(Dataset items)
|---|
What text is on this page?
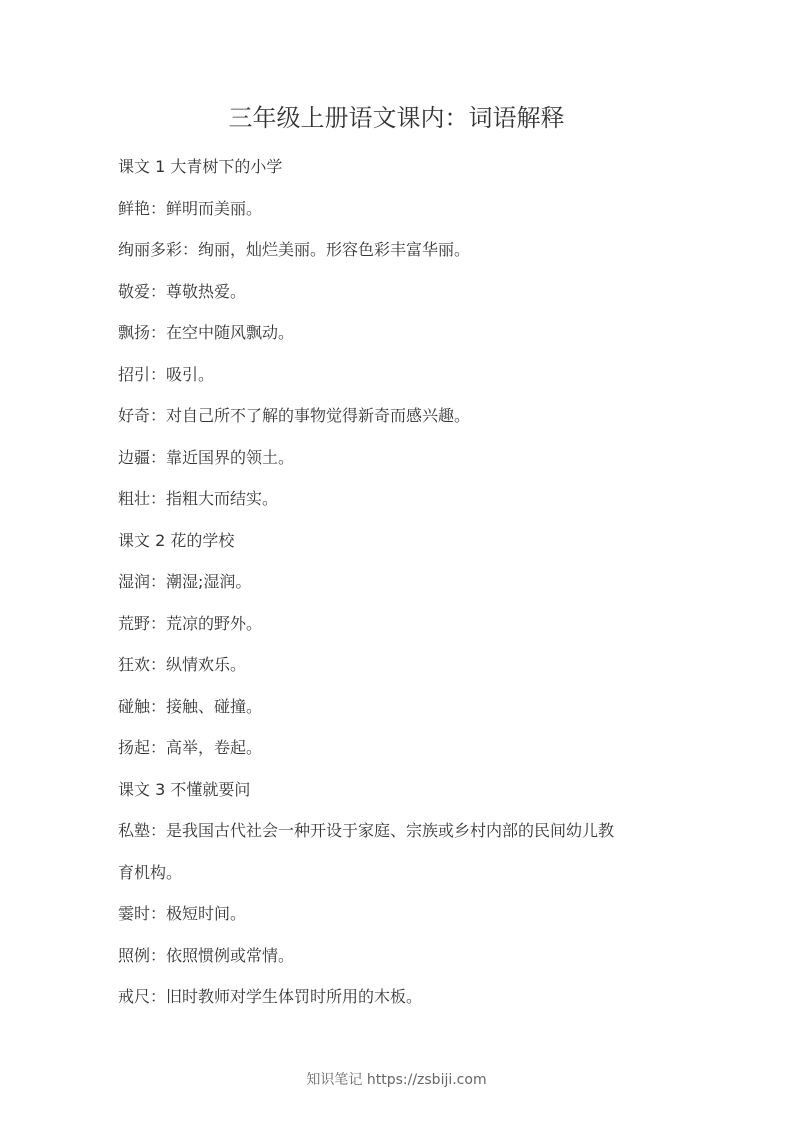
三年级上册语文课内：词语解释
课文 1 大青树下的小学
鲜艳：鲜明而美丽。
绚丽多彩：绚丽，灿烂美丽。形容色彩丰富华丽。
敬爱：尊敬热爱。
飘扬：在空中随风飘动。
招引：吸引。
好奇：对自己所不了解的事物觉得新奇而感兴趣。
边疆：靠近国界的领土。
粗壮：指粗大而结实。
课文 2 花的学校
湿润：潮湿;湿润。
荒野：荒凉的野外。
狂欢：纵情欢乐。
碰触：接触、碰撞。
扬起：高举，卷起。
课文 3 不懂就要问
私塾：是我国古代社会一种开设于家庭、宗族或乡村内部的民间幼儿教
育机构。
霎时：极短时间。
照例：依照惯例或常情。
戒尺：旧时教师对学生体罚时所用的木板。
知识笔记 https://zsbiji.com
|---|
Repeat the records above verbatim, with no pictures in the result.

- [Reply]:
What text is on this page?
三年级上册语文课内：词语解释
课文 1 大青树下的小学
鲜艳：鲜明而美丽。
绚丽多彩：绚丽，灿烂美丽。形容色彩丰富华丽。
敬爱：尊敬热爱。
飘扬：在空中随风飘动。
招引：吸引。
好奇：对自己所不了解的事物觉得新奇而感兴趣。
边疆：靠近国界的领土。
粗壮：指粗大而结实。
课文 2 花的学校
湿润：潮湿;湿润。
荒野：荒凉的野外。
狂欢：纵情欢乐。
碰触：接触、碰撞。
扬起：高举，卷起。
课文 3 不懂就要问
私塾：是我国古代社会一种开设于家庭、宗族或乡村内部的民间幼儿教
育机构。
霎时：极短时间。
照例：依照惯例或常情。
戒尺：旧时教师对学生体罚时所用的木板。
知识笔记 https://zsbiji.com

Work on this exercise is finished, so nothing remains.